Monthly Archives: June 2010

checking in

Maps

for a couple of days, i’ve been locked in a battle… an absolute war, even… with a woman named debra. we’ve gone back and forth, trying to outdo each other in the quest to become mayor of a little square outside the local train station. i admit that i kind of feel some sort of birthright to the space, as i was the one that added it to foursquare, but i guess it’s all a part of the participatory self-publishing culture.

i’m mayor again today, if anyone’s interested.

but i’m fascinated about why i feel compelled to check-in at random places, sacrificing my privacy for some online badges that don’t mean anything. in fact, in the biggest clue that i’m not using foursquare as it was intended, i got the bender badge for checking into this patch of pavement for four nights in a row. something isn’t right.

i’ve been trying to come up with something for our new student orientation in august, maybe using foursquare to check-in and become mayor of different parts of the school and perhaps giving prizes to the mayors. but i can’t help but feel like i’m really reaching here, too addicted to something that really doesn’t have an authentic place in a school. 

still working it out — both my issues and what i might do this august — but if you’ve got any thoughts, feel free to drop me a comment.

where’s the sense of wonder?

i feel like i'm stuck in a little bit of a mental rut at the moment, as i'm more than eager for the school year to come to a close. it's been an exhausting year, and hopefully i'll get to rest and recharge for the upcoming school year. i found the end of this school year exhausting, as i was involved in looking at such thrilling documents as a homework policy, snippets of an accreditation visit report, a continuing scope and sequence review, and the ever popular curriculum map.

● ● ● ● ● ● ●

Objectives »
**1)** Reproduce the blog archive word for word from "Monthly Archives: June" to "participatory self-publishing culture.".
**2)** According to the blog archive, which badge did the writer earn for checking into the patch of pavement four nights in a row?

Data section »
● ● ● ● ● ● ●

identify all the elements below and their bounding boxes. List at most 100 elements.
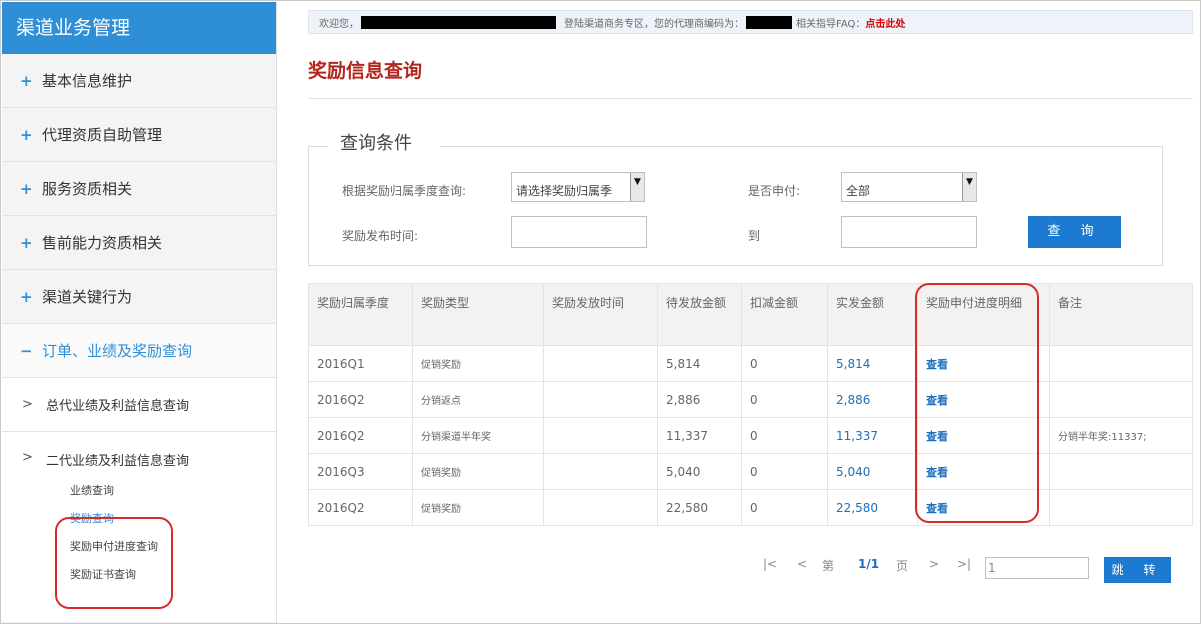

● ● ● ● ● ● ●

Final results »
**1)**
Monthly Archives: June 2010

checking in

Maps

for a couple of days, i’ve been locked in a battle… an absolute war, even… with a woman named debra. we’ve gone back and forth, trying to outdo each other in the quest to become mayor of a little square outside the local train station. i admit that i kind of feel some sort of birthright to the space, as i was the one that added it to foursquare, but i guess it’s all a part of the participatory self-publishing culture.

**2)** The bender badge.